▶
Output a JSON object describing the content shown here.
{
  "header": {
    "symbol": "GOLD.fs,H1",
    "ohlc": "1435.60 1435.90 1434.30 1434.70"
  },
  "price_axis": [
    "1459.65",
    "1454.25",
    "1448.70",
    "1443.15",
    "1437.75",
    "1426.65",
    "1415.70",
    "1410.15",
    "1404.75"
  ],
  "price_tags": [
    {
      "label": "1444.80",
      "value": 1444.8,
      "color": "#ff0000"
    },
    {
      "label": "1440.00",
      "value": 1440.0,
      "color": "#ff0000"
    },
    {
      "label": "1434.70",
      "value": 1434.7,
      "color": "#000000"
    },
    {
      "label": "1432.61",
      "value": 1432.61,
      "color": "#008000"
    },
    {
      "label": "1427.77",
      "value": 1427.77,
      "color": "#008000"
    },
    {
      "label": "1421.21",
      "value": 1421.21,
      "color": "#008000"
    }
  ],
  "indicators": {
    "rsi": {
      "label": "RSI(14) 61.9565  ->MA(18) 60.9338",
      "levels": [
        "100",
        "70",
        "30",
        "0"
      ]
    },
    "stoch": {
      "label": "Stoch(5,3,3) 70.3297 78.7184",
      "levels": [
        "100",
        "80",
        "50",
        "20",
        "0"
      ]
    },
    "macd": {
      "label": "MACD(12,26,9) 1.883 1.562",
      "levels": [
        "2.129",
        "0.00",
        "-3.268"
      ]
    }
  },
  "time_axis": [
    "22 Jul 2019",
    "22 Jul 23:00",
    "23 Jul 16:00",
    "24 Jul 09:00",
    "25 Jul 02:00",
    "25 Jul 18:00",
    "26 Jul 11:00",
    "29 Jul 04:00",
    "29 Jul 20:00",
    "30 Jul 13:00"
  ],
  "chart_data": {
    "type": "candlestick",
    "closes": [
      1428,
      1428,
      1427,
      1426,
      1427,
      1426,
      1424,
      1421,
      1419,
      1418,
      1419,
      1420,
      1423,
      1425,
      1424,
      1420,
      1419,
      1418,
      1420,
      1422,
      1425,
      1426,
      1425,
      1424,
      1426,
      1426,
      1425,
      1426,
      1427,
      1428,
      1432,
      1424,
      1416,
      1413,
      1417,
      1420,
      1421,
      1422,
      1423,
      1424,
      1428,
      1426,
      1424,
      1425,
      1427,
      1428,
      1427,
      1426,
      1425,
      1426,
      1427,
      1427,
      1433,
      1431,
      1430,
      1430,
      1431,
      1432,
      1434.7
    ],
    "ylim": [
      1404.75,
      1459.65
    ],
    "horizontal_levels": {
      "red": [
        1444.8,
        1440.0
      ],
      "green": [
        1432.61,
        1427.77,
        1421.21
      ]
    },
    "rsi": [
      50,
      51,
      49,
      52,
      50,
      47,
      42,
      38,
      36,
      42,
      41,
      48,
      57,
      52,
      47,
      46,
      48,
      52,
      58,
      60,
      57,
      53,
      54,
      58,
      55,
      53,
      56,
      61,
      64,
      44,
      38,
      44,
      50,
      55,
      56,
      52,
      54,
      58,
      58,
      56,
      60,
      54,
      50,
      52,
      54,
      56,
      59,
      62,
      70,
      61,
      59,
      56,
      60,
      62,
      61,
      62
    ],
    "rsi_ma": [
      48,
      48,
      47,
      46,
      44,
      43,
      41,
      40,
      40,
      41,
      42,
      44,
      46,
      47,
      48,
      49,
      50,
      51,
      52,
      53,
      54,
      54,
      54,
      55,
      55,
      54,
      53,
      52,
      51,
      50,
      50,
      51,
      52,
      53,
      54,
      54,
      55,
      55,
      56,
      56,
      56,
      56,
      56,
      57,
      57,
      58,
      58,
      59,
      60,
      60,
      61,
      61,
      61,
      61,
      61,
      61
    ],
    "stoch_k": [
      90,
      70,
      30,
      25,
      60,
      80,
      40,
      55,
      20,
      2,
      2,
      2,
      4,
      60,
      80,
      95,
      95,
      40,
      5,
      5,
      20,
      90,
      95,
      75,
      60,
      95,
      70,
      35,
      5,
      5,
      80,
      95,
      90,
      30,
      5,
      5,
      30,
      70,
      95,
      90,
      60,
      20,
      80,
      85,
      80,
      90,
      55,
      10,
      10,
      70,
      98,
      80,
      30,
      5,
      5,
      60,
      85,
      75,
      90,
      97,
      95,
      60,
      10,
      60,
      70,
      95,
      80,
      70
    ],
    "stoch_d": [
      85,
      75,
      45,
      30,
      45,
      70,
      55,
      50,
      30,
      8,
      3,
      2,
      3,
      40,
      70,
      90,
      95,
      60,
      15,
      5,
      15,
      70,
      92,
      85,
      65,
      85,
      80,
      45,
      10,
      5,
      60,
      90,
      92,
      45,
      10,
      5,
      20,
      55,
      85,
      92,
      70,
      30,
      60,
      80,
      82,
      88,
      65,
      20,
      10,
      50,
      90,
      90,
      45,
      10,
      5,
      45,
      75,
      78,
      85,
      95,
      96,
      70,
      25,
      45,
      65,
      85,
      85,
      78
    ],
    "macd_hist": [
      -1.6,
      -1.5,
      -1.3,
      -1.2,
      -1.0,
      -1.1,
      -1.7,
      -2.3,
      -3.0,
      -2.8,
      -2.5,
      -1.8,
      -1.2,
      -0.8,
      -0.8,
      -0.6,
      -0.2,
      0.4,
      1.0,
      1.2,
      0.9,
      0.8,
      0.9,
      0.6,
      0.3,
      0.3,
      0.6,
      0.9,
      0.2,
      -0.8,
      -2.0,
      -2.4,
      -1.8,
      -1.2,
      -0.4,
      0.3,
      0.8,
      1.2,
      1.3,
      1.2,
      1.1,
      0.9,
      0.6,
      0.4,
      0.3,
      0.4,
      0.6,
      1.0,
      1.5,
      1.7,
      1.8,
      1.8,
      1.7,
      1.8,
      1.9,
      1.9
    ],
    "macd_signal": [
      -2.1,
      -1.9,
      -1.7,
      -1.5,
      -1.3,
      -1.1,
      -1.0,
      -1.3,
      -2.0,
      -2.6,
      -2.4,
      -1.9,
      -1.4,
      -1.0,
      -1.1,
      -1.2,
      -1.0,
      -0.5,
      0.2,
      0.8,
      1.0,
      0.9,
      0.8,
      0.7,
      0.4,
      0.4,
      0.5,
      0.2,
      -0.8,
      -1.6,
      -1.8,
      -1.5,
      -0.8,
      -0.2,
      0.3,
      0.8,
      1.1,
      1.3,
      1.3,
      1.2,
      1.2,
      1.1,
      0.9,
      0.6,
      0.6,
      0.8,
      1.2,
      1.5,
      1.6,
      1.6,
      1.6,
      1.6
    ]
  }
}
◀
**Aim**:
Determine how many lines in the records contain "value", and reply with the number only.

**Task solution**:
6